**EXERCISE REQUIREMENTS:**
• 1. According to the blog post about the writer's grandmother, how long did the writer stay at her house each summer?
• 2. Print the stretch of the blog post about the writer's grandmother from "Agnes by Guest" through "was always Grandma.", word for word.

**TEXT SECTION:**
Sunday, October 27, 2013

Agnes by Guest Blogger

   
Agnes

My memories of childhood are very unclear. I can't say for sure if I didn't know my grandmother's name for quite some time or if I just submerged it because I didn't like it. How do you tell your grandmother you don't like her name? Later, I came to realize you don't choose your own name in most cases, so she really had no control. Besides, I think she liked it. Regardless, to me she was always Grandma.

I spent two weeks of every summer in her house, for as far back as I can remember. Mostly, I think I looked forward to those times -- an adventure, because I never knew for sure what was in store. There were times I distinctly remember I didn't want to go, but once I got there, it was fine. (Especially those times when I reconnected with friends my own age in that area.)

My grandmother introduced me to the local Grange, and a similar group for women. When I joined Toastmasters in 2001, I already knew who they were and what they were about; perhaps it was my grandmother who introduced me to them. I remember her as a good speaker, and remember attending at least one function where she stood and spoke to a large group. She taught me about cleaning house (not that I kept that knowledge very long) and snuck in snippets of right and wrong. (And yes, I did get those things at home, too, but who believes their parents?)

**LISTED RECORDS:**
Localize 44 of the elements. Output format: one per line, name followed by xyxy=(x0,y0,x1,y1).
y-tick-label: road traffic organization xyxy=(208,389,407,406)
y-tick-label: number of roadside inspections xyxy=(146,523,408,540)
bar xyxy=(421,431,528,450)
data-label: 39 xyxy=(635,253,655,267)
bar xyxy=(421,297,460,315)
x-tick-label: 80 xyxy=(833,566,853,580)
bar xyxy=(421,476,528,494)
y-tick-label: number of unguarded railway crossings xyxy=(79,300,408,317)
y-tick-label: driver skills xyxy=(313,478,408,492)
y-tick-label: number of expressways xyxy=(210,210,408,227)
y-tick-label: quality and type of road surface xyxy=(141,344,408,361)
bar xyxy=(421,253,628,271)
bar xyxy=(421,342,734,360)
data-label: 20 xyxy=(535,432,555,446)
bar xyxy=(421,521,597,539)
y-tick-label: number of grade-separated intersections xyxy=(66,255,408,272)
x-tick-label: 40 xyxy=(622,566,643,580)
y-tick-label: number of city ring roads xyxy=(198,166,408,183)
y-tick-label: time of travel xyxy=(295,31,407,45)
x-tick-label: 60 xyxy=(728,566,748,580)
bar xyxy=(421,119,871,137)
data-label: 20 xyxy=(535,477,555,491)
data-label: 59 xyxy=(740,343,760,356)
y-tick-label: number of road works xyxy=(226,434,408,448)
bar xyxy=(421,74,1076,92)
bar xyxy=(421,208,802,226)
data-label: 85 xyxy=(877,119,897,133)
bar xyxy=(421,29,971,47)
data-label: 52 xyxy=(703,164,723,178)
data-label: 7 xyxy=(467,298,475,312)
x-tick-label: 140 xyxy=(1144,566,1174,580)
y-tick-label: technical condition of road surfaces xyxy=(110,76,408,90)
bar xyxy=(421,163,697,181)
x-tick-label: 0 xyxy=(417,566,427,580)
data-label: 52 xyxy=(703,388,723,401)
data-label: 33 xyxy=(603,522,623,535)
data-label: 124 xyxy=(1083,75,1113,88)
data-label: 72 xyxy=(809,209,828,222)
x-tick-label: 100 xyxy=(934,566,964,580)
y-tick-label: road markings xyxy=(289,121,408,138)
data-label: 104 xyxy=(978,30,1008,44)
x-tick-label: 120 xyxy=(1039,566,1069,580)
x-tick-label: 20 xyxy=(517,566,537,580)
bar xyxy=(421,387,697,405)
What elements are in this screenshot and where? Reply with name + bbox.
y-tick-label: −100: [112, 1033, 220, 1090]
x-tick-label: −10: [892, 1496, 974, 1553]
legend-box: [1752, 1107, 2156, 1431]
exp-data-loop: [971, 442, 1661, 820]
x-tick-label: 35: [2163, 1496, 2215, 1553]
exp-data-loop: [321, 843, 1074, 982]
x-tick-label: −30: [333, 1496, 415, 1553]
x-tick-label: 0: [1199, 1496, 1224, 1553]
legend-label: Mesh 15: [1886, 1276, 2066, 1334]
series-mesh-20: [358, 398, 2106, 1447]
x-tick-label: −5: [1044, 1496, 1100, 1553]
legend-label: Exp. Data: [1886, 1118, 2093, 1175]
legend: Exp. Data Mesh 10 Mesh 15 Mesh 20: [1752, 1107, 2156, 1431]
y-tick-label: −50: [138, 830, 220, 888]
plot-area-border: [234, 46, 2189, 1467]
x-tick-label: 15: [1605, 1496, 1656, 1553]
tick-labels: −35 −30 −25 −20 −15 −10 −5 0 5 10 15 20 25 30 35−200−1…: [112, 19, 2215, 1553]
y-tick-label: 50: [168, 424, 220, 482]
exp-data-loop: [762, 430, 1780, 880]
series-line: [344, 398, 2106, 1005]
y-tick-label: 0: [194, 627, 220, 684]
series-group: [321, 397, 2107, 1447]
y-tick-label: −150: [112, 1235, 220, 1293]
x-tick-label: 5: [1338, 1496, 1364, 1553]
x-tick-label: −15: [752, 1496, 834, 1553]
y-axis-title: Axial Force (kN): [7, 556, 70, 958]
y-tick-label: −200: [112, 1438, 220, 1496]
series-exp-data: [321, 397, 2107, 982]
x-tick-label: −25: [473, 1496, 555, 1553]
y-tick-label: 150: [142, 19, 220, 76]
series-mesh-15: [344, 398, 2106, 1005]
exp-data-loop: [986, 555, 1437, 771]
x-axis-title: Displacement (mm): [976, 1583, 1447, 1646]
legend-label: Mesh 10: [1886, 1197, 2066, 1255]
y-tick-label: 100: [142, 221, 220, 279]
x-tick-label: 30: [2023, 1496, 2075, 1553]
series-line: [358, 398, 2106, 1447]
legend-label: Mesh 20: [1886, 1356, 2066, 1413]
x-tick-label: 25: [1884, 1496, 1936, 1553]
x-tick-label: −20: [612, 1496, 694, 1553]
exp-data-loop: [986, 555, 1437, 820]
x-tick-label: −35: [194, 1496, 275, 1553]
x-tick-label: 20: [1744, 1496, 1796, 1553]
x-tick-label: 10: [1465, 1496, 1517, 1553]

**OUTPUTS FOR THE TASKS:**
• 1. Two weeks of every summer.

• 2.
Agnes by Guest Blogger

   
Agnes

My memories of childhood are very unclear. I can't say for sure if I didn't know my grandmother's name for quite some time or if I just submerged it because I didn't like it. How do you tell your grandmother you don't like her name? Later, I came to realize you don't choose your own name in most cases, so she really had no control. Besides, I think she liked it. Regardless, to me she was always Grandma.